--- KUTIPAN SUMBER ---

Menurut Wicipto (2018), terdapat beberapa hal yang juga bisa diperbaiki dan diubah antara lain badan yang mengurusi korupsi supaya tidak sektoral dan selalu kompak, usaha-usaha dalam bentuk pencegahan harus terus dilaksanakan, SDM yang berkualitas harus ditingkatkan, kesejahteraan bagi penegak hukum adalah prioritas. Perbaikan dan perubahan yang demikian setidaknya dapat mengurangi dan meminimalisir terjadinya tindak pidana korupsi. Semua perbaikan dan perubahan tersebut bisa dimulai dari setiap daerah. Apabila setiap daerah berusaha melakukan perbaikan, maka secara tidak langsung berdampak pada pemerintahan yang ada di pusat. 
Menurut Mahamuda dkk (2016), perilaku manajemen dan individu aparat penegak hukum juga memiliki dampak langsung dalam menentukan dan membentuk budaya organisasi. Artinya, perilaku individu penegak hukum secara pribadi dan profesional memiliki potensi untuk mengubah persepsi anggota publik tentang organisasi secara keseluruhan. Dengan demikian penegak hukum harus mematuhi, menegakkan  semua hukum tanpa biasa atau prasangka untuk mendapatkan kepercayaan publik sebagai kejujuran, stabilitas, kesetiaan dan moralitas. Namun, seperti yang telah dijelaskan sebelumnya bahwa penanganan korupsi tidak hanya tanggungjawab aparat penegak hukum saja terutama Komisi Pemberantasan Korupsi, melainkan menjadi peran serta partisipasi setiap elemen bermasyarakat.

Menurut Soemanto dkk (2014), partisipasi masyarakat dapat berpengaruh positif dalam meningkatkan kualitas hidup masyarakat secara berkeadilan sosial  dan proporsional. Pasrtisipasi masyarakat harus didukung oleh pengetahuan mereka terhadap hukum dalam membentuk kesadaran hukum masyarakat. Menurut Rizki (2020), setiap manusia memiliki hak untuk memperoleh pendidikan serta manfaat ilmu pengetahuan untuk kualitas hidup yang lebih baik, sehingga akan membantu lembaga Komisi Pemberantasan Korupsi dalam melaksanakan  tugas dan fungsinya untuk memberantas tindak pidana korupsi. Masyarakat sekiranya dapat mengubah pola pikir dan perilakunya dari hal-hal kecil agar menjadi contoh yang baik bagi masyarakat lain dan penegak hukum. Secara tidak langsung perilaku yang baik akan menjadi budaya yang baik pula.

--- DATA YANG DIBERIKAN ---

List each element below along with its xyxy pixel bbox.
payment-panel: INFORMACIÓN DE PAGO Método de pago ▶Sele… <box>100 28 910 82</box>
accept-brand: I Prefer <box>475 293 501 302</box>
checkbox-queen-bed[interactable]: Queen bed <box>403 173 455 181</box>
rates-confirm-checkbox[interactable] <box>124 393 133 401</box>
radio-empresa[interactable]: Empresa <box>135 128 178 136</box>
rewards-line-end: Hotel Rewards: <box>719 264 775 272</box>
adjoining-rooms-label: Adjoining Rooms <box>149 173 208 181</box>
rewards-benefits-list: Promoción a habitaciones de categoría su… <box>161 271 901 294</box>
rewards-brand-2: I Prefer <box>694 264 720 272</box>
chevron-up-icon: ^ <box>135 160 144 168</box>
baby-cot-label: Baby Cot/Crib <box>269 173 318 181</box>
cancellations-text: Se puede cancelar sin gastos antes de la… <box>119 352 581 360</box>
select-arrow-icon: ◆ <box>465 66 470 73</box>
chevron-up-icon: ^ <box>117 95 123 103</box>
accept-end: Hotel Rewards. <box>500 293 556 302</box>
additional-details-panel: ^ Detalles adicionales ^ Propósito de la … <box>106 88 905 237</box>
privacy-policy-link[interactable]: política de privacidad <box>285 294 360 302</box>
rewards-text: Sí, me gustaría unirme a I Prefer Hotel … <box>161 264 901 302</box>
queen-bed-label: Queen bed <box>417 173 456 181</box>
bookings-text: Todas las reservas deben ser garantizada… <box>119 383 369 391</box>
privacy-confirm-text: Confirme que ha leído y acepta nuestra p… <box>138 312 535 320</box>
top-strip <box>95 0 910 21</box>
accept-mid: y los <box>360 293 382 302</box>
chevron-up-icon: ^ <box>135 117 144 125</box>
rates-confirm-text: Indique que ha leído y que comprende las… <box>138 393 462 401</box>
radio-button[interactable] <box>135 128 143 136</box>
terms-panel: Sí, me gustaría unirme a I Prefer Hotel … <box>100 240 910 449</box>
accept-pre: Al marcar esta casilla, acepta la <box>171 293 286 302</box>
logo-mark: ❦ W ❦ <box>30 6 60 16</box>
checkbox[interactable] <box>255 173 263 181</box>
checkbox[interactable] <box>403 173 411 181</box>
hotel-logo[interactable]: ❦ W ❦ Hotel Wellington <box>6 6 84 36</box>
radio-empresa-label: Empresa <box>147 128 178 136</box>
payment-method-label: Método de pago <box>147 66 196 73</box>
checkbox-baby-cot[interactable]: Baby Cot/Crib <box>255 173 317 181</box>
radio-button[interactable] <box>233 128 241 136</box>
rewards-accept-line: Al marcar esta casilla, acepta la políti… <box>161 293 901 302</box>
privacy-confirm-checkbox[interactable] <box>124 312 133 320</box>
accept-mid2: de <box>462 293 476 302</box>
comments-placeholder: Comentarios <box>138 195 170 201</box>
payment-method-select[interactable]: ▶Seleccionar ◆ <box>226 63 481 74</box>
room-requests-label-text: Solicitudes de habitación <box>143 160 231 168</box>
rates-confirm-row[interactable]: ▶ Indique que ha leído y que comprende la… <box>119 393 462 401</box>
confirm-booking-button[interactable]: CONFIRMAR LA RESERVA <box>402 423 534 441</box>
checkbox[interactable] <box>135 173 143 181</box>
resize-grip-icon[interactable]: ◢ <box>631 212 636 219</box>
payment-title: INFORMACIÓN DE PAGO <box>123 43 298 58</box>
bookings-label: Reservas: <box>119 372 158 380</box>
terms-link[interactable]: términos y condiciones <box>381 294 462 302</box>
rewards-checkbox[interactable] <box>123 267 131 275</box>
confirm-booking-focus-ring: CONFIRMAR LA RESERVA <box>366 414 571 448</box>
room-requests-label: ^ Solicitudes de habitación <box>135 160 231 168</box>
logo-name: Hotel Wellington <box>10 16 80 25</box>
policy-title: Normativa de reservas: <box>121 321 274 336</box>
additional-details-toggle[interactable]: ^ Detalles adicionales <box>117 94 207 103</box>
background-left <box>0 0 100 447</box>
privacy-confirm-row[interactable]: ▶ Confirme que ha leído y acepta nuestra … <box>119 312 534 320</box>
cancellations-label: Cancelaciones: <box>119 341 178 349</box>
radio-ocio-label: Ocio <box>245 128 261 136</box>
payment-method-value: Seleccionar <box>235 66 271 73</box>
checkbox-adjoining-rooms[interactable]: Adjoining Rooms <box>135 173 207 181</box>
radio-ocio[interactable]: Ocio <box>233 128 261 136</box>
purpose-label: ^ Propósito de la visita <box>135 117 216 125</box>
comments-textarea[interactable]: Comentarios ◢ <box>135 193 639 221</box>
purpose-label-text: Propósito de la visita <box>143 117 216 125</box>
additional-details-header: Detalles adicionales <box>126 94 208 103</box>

---

• **PETUNJUK PENGERJAAN**
a) Tuliskan ulang seluruh bagian kutipan sumber tentang pemberantasan korupsi, mulai dari "Menurut Mahamuda dkk" terus ke bawah hingga "setiap elemen bermasyarakat.".
b) Berdasarkan kutipan sumber tentang pemberantasan korupsi, menurut Soemanto dkk (2014), partisipasi masyarakat harus didukung oleh apa?

• **JAWABAN LATIHAN**
a)
Menurut Mahamuda dkk (2016), perilaku manajemen dan individu aparat penegak hukum juga memiliki dampak langsung dalam menentukan dan membentuk budaya organisasi. Artinya, perilaku individu penegak hukum secara pribadi dan profesional memiliki potensi untuk mengubah persepsi anggota publik tentang organisasi secara keseluruhan. Dengan demikian penegak hukum harus mematuhi, menegakkan  semua hukum tanpa biasa atau prasangka untuk mendapatkan kepercayaan publik sebagai kejujuran, stabilitas, kesetiaan dan moralitas. Namun, seperti yang telah dijelaskan sebelumnya bahwa penanganan korupsi tidak hanya tanggungjawab aparat penegak hukum saja terutama Komisi Pemberantasan Korupsi, melainkan menjadi peran serta partisipasi setiap elemen bermasyarakat.

b) Partisipasi masyarakat harus didukung oleh pengetahuan mereka terhadap hukum.